### The request:
Copy every line of the records below word for word, leaving out the pictures.

[Dataset items]
┄┄┄┄┄┄┄┄┄┄┄┄┄┄┄┄┄┄┄┄
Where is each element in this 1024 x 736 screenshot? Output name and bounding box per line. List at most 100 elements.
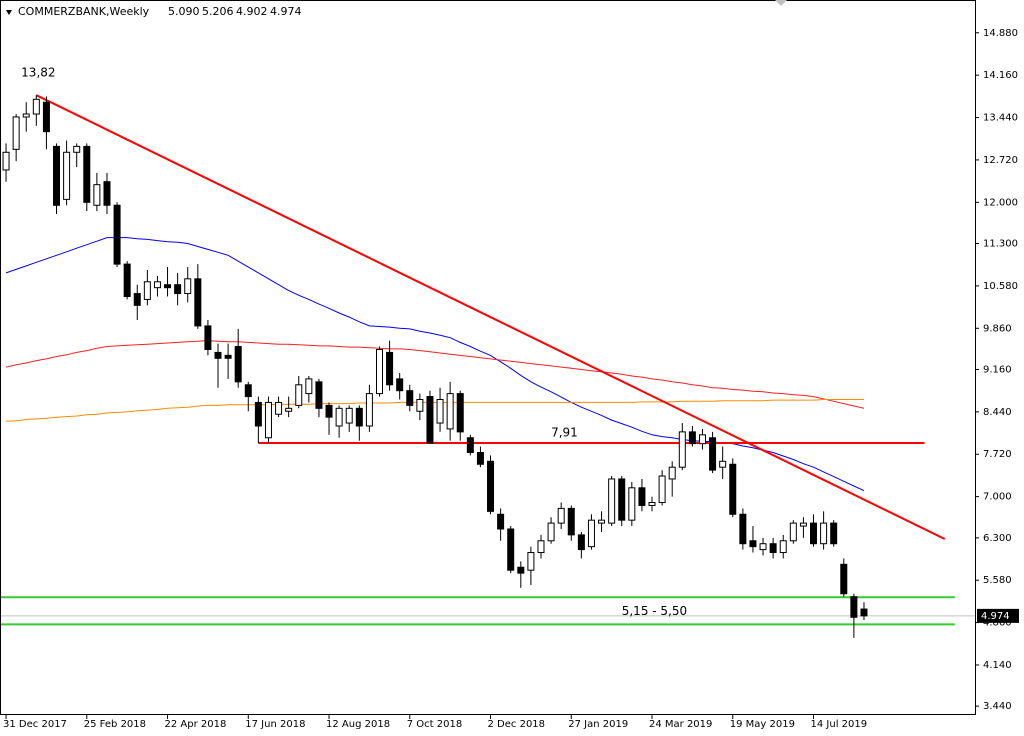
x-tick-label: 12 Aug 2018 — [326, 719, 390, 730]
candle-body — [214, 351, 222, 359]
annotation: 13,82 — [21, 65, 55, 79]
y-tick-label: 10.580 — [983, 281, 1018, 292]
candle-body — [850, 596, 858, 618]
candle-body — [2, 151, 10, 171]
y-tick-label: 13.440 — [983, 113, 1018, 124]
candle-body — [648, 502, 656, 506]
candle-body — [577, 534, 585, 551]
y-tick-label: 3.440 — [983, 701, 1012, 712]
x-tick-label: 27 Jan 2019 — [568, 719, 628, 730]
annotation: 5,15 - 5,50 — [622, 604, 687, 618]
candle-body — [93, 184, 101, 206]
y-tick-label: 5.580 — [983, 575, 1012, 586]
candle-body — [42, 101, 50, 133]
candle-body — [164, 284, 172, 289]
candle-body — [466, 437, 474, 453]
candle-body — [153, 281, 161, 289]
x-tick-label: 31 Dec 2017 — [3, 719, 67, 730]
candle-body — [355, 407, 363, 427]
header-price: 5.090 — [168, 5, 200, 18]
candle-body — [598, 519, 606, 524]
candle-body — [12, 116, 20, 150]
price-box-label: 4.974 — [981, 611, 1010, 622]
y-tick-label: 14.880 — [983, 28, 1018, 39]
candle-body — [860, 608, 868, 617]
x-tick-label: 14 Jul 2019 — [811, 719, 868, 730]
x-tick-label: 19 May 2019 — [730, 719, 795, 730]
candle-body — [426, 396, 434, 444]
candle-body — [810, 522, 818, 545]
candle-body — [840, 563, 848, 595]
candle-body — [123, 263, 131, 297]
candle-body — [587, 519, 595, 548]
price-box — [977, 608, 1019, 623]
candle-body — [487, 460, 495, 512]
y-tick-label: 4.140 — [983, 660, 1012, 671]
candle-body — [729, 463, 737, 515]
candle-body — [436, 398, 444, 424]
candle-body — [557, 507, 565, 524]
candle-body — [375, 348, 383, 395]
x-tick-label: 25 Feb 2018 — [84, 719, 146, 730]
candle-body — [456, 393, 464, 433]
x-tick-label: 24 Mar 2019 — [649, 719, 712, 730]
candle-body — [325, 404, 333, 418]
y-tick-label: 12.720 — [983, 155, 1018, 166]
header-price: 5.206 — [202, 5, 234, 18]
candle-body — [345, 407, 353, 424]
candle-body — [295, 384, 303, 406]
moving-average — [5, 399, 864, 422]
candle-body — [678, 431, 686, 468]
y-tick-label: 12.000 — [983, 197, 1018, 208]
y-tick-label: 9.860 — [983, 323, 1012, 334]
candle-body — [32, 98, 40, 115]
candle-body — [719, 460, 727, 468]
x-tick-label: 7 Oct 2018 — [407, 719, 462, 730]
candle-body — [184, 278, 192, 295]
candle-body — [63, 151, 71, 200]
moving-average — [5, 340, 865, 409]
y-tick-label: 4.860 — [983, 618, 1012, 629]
┄┄┄┄┄┄┄┄┄┄┄┄┄┄┄┄┄┄┄┄
### Exercise answer:
Where is each element in this 1024 x 736 screenshot? Output name and bounding box per line. List at most 100 elements.
x-tick-label: 12 Aug 2018 — [326, 719, 390, 730]
candle-body — [214, 351, 222, 359]
annotation: 13,82 — [21, 65, 55, 79]
y-tick-label: 10.580 — [983, 281, 1018, 292]
candle-body — [850, 596, 858, 618]
candle-body — [2, 151, 10, 171]
y-tick-label: 13.440 — [983, 113, 1018, 124]
candle-body — [648, 502, 656, 506]
candle-body — [577, 534, 585, 551]
y-tick-label: 3.440 — [983, 701, 1012, 712]
x-tick-label: 27 Jan 2019 — [568, 719, 628, 730]
annotation: 5,15 - 5,50 — [622, 604, 687, 618]
candle-body — [93, 184, 101, 206]
y-tick-label: 5.580 — [983, 575, 1012, 586]
candle-body — [42, 101, 50, 133]
candle-body — [164, 284, 172, 289]
candle-body — [466, 437, 474, 453]
candle-body — [153, 281, 161, 289]
x-tick-label: 31 Dec 2017 — [3, 719, 67, 730]
candle-body — [355, 407, 363, 427]
header-price: 5.090 — [168, 5, 200, 18]
candle-body — [598, 519, 606, 524]
candle-body — [12, 116, 20, 150]
price-box-label: 4.974 — [981, 611, 1010, 622]
y-tick-label: 14.880 — [983, 28, 1018, 39]
candle-body — [860, 608, 868, 617]
x-tick-label: 14 Jul 2019 — [811, 719, 868, 730]
x-tick-label: 19 May 2019 — [730, 719, 795, 730]
candle-body — [426, 396, 434, 444]
candle-body — [810, 522, 818, 545]
candle-body — [840, 563, 848, 595]
candle-body — [123, 263, 131, 297]
candle-body — [587, 519, 595, 548]
price-box — [977, 608, 1019, 623]
candle-body — [487, 460, 495, 512]
y-tick-label: 4.140 — [983, 660, 1012, 671]
candle-body — [729, 463, 737, 515]
candle-body — [436, 398, 444, 424]
candle-body — [557, 507, 565, 524]
candle-body — [375, 348, 383, 395]
x-tick-label: 25 Feb 2018 — [84, 719, 146, 730]
candle-body — [456, 393, 464, 433]
x-tick-label: 24 Mar 2019 — [649, 719, 712, 730]
candle-body — [325, 404, 333, 418]
y-tick-label: 12.720 — [983, 155, 1018, 166]
header-price: 5.206 — [202, 5, 234, 18]
candle-body — [345, 407, 353, 424]
candle-body — [295, 384, 303, 406]
moving-average — [5, 399, 864, 422]
candle-body — [678, 431, 686, 468]
y-tick-label: 12.000 — [983, 197, 1018, 208]
y-tick-label: 9.860 — [983, 323, 1012, 334]
candle-body — [32, 98, 40, 115]
candle-body — [719, 460, 727, 468]
x-tick-label: 7 Oct 2018 — [407, 719, 462, 730]
candle-body — [184, 278, 192, 295]
candle-body — [63, 151, 71, 200]
moving-average — [5, 340, 865, 409]
y-tick-label: 4.860 — [983, 618, 1012, 629]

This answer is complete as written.